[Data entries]
——

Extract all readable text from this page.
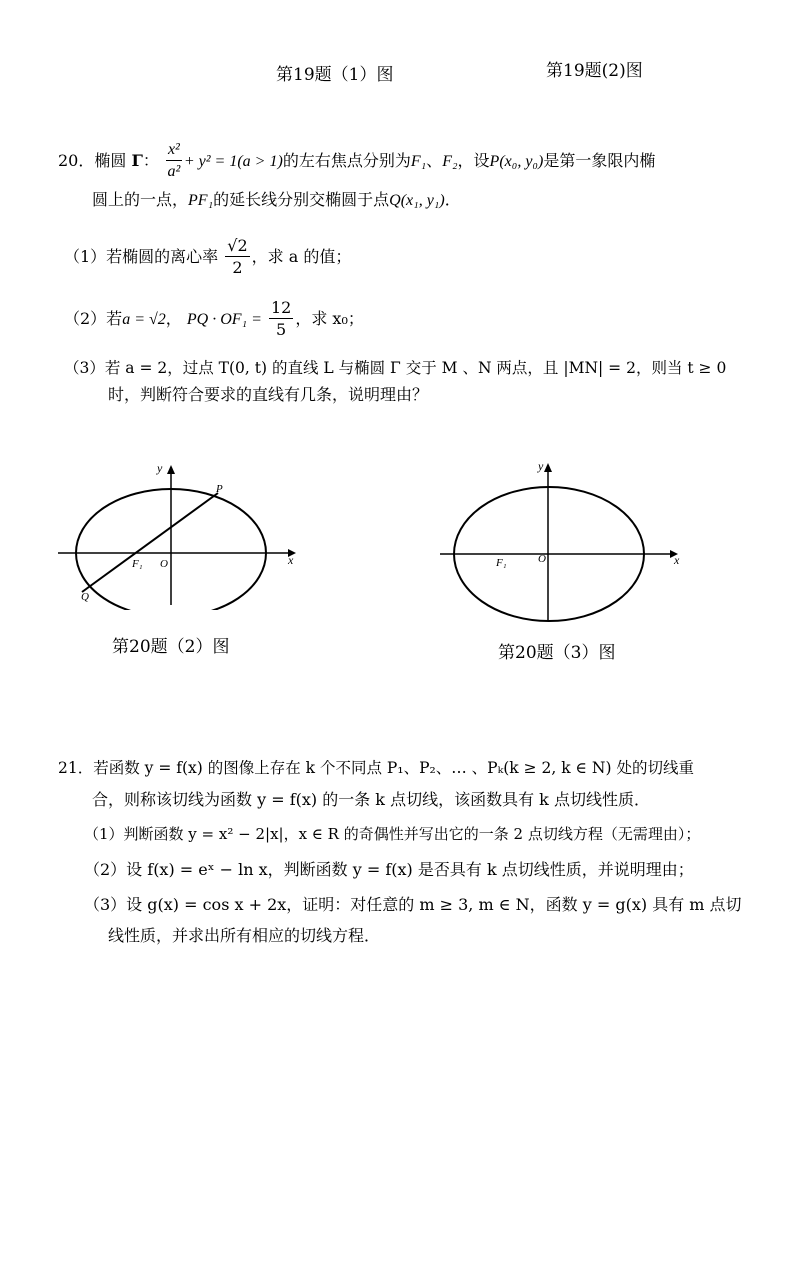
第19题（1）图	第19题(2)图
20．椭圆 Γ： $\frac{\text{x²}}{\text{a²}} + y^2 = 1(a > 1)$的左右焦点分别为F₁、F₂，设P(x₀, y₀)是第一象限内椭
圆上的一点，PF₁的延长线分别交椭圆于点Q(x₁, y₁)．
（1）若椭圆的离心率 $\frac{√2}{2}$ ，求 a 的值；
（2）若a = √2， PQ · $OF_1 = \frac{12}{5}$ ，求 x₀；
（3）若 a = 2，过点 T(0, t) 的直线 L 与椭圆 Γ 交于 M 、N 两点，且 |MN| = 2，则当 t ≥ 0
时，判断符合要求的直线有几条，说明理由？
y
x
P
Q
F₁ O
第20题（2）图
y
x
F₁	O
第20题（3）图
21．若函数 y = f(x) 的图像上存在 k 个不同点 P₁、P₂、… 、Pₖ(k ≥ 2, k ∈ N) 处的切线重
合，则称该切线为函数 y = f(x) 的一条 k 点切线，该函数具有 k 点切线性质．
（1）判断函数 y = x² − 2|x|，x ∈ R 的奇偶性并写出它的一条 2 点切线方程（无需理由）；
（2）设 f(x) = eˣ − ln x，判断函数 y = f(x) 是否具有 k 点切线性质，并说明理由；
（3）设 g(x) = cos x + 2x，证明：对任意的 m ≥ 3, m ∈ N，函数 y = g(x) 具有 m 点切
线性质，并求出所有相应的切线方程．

——

Go through the listing above and pull out each line containing the word "frac".

* _Result_
20．椭圆 Γ： $\frac{\text{x²}}{\text{a²}} + y^2 = 1(a > 1)$的左右焦点分别为F₁、F₂，设P(x₀, y₀)是第一象限内椭
（1）若椭圆的离心率 $\frac{√2}{2}$ ，求 a 的值；
（2）若a = √2， PQ · $OF_1 = \frac{12}{5}$ ，求 x₀；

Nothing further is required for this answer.